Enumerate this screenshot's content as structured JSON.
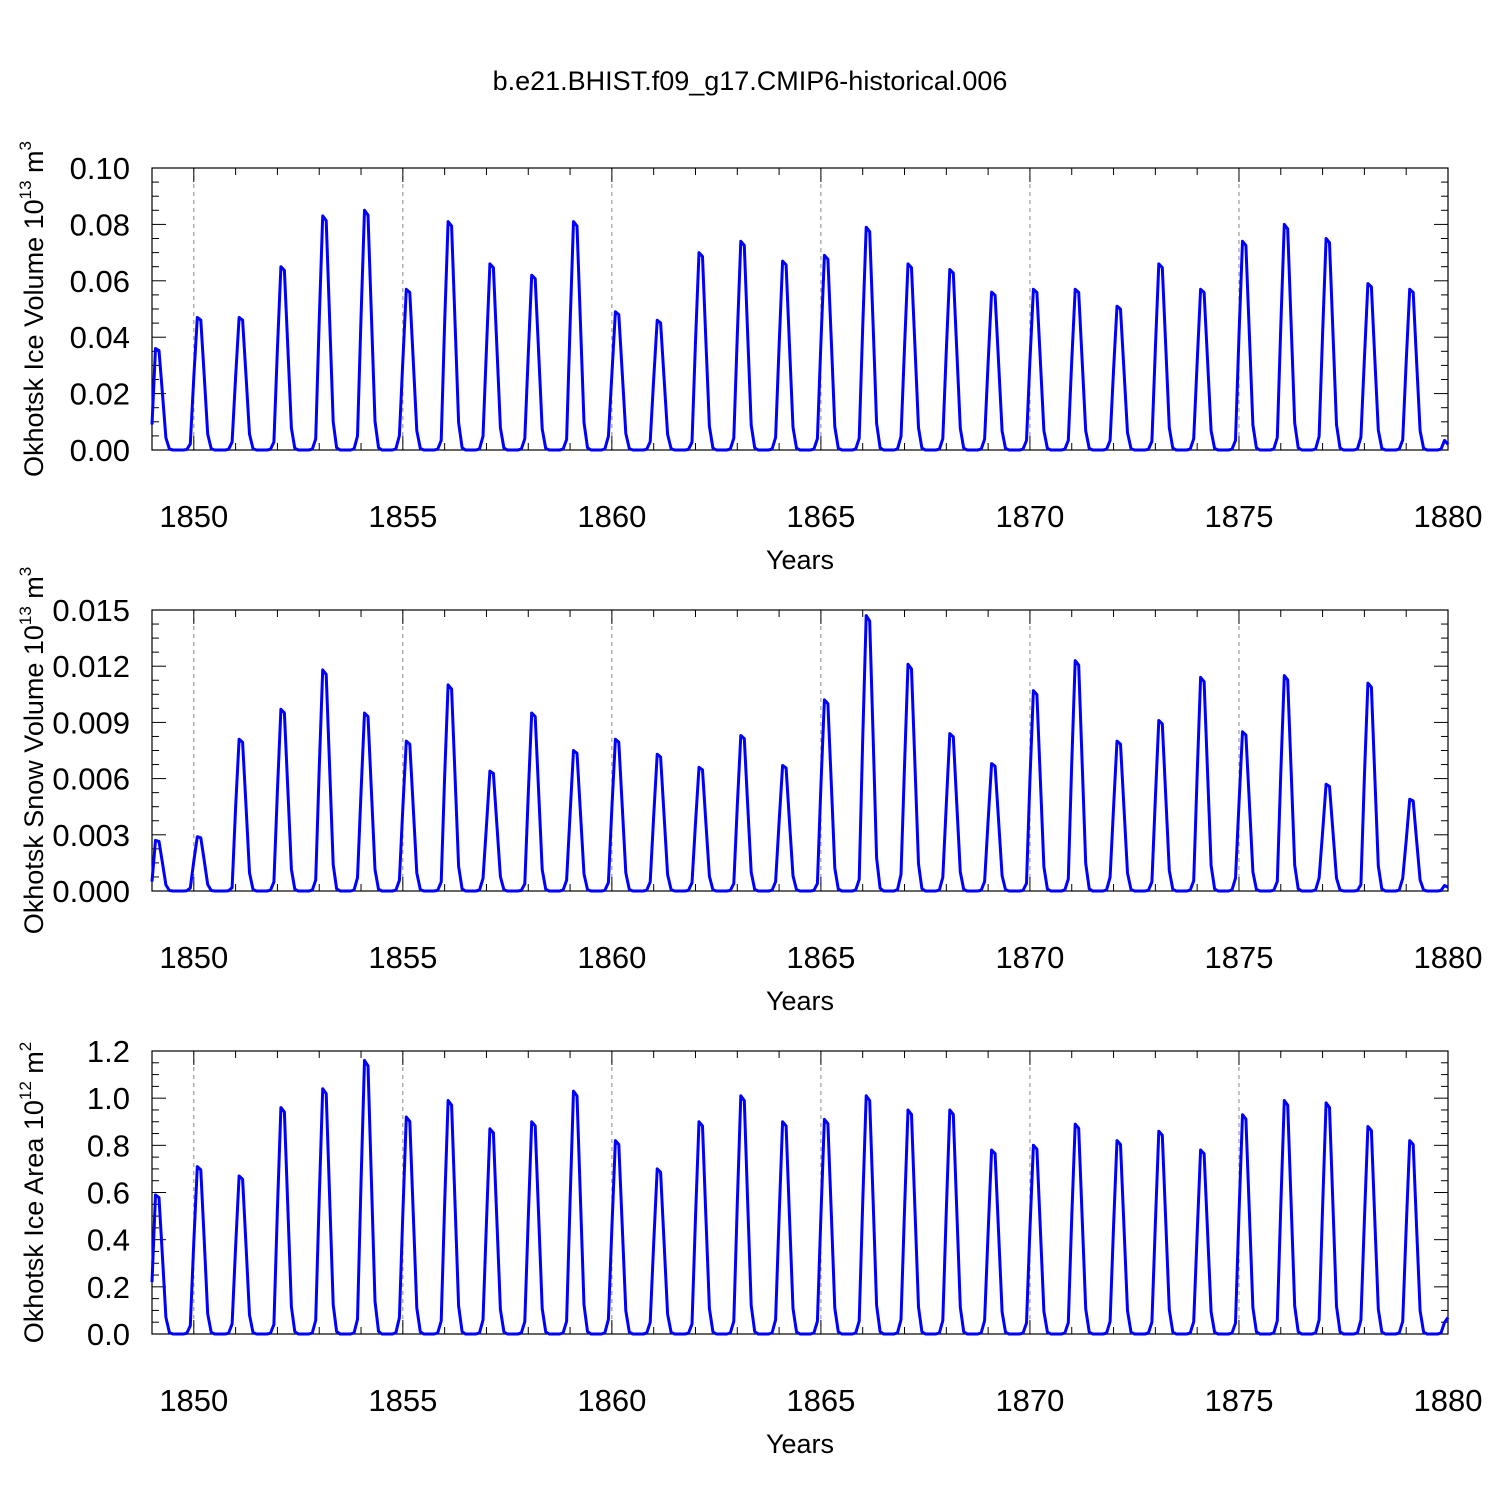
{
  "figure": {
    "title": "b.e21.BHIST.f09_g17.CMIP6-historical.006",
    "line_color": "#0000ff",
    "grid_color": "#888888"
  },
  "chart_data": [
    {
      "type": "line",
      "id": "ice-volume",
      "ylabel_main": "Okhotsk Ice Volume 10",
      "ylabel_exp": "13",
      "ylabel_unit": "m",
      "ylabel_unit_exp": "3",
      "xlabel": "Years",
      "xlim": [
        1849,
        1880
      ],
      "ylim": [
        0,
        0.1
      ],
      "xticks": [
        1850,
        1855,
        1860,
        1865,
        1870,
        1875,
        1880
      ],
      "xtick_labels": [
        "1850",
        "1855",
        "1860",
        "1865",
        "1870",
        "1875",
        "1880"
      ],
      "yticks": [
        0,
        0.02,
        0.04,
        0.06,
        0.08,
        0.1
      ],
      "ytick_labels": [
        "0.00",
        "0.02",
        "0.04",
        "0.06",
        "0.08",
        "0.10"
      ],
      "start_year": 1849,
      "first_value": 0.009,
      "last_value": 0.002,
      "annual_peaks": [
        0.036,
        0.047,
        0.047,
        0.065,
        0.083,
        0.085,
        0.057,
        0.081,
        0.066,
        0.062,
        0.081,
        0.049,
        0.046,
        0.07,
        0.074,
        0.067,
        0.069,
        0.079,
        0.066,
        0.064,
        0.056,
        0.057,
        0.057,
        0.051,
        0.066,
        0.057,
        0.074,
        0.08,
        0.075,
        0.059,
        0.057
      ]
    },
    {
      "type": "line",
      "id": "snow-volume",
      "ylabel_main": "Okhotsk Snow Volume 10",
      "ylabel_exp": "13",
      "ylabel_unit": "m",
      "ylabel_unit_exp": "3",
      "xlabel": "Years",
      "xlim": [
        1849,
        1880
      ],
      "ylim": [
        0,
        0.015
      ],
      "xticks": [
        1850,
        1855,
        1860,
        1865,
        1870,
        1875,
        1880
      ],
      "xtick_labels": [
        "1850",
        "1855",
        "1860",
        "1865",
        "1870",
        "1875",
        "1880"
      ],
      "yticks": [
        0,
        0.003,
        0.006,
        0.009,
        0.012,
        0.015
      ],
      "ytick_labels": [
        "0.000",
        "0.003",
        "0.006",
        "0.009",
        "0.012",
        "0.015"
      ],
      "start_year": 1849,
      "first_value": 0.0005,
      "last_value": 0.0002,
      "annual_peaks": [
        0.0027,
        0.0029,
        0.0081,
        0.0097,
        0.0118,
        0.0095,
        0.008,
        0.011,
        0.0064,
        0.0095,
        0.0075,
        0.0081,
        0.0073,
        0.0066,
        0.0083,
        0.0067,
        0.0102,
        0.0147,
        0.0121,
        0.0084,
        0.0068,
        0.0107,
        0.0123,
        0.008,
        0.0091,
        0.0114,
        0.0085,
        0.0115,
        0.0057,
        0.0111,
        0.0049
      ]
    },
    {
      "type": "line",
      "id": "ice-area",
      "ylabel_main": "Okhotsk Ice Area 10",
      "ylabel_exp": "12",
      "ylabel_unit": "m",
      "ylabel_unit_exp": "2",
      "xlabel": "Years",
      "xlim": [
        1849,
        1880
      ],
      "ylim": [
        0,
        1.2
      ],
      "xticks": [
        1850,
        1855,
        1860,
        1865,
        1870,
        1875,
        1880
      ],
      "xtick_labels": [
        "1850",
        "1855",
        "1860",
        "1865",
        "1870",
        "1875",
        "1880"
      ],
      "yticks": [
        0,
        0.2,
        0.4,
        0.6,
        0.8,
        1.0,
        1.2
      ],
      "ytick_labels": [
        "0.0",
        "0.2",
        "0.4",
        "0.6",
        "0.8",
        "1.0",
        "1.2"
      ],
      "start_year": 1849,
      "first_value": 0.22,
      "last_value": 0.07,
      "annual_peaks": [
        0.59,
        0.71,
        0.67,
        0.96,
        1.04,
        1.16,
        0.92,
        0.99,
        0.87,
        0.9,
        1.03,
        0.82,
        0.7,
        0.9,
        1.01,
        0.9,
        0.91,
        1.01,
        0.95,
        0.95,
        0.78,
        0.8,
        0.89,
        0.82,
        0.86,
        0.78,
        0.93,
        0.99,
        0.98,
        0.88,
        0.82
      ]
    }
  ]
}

==

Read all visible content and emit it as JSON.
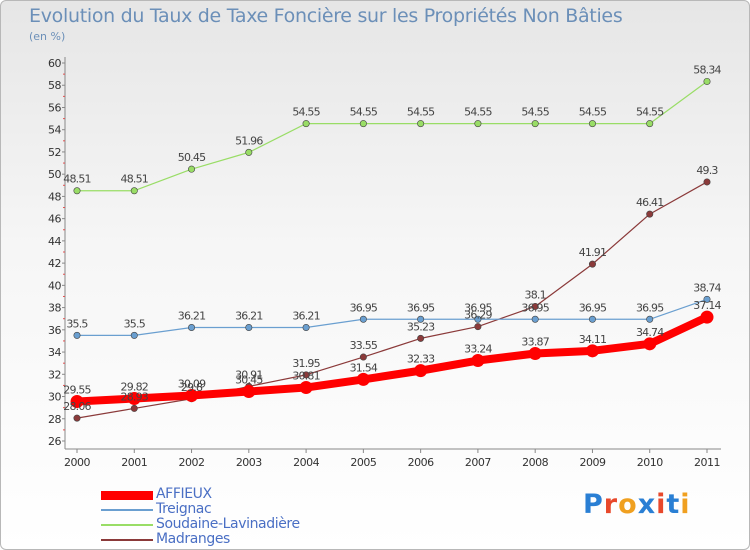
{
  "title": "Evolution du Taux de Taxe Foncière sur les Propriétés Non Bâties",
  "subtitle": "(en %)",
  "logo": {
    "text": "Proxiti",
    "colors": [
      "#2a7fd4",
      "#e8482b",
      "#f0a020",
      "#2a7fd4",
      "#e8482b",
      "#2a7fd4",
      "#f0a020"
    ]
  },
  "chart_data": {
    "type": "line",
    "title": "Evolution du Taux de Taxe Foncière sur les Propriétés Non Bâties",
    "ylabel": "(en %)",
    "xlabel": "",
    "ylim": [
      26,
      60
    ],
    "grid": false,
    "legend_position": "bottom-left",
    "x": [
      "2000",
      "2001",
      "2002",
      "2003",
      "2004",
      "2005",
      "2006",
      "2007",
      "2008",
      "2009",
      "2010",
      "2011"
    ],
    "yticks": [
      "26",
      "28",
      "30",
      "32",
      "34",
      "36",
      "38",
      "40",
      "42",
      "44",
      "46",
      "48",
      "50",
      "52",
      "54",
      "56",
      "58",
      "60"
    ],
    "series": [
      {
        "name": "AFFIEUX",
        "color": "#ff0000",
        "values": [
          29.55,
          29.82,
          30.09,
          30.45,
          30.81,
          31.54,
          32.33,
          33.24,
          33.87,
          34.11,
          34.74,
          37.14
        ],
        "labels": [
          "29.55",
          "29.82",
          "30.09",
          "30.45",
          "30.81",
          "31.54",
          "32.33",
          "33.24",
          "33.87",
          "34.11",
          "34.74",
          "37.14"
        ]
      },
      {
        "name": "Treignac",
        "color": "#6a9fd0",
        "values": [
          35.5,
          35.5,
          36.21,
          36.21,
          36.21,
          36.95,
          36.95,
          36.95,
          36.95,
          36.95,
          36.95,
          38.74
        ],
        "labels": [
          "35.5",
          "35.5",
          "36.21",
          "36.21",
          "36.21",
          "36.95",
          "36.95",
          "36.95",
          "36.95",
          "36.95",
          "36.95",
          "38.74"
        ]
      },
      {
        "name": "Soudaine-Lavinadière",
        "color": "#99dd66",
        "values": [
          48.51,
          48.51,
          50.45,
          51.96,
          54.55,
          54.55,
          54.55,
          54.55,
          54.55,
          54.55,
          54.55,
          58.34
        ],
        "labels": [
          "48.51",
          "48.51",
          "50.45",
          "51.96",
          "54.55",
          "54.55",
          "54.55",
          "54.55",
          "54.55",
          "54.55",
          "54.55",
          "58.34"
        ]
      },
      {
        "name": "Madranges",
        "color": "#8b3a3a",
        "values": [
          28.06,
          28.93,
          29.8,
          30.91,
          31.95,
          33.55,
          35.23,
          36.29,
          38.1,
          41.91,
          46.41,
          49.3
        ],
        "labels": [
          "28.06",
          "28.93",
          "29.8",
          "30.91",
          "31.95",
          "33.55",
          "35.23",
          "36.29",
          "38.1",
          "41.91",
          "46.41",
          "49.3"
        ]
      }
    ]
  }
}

Stated problem.
Tell how many lines in the records above contain "Foncière", giving the number and no other words.

Full output.
2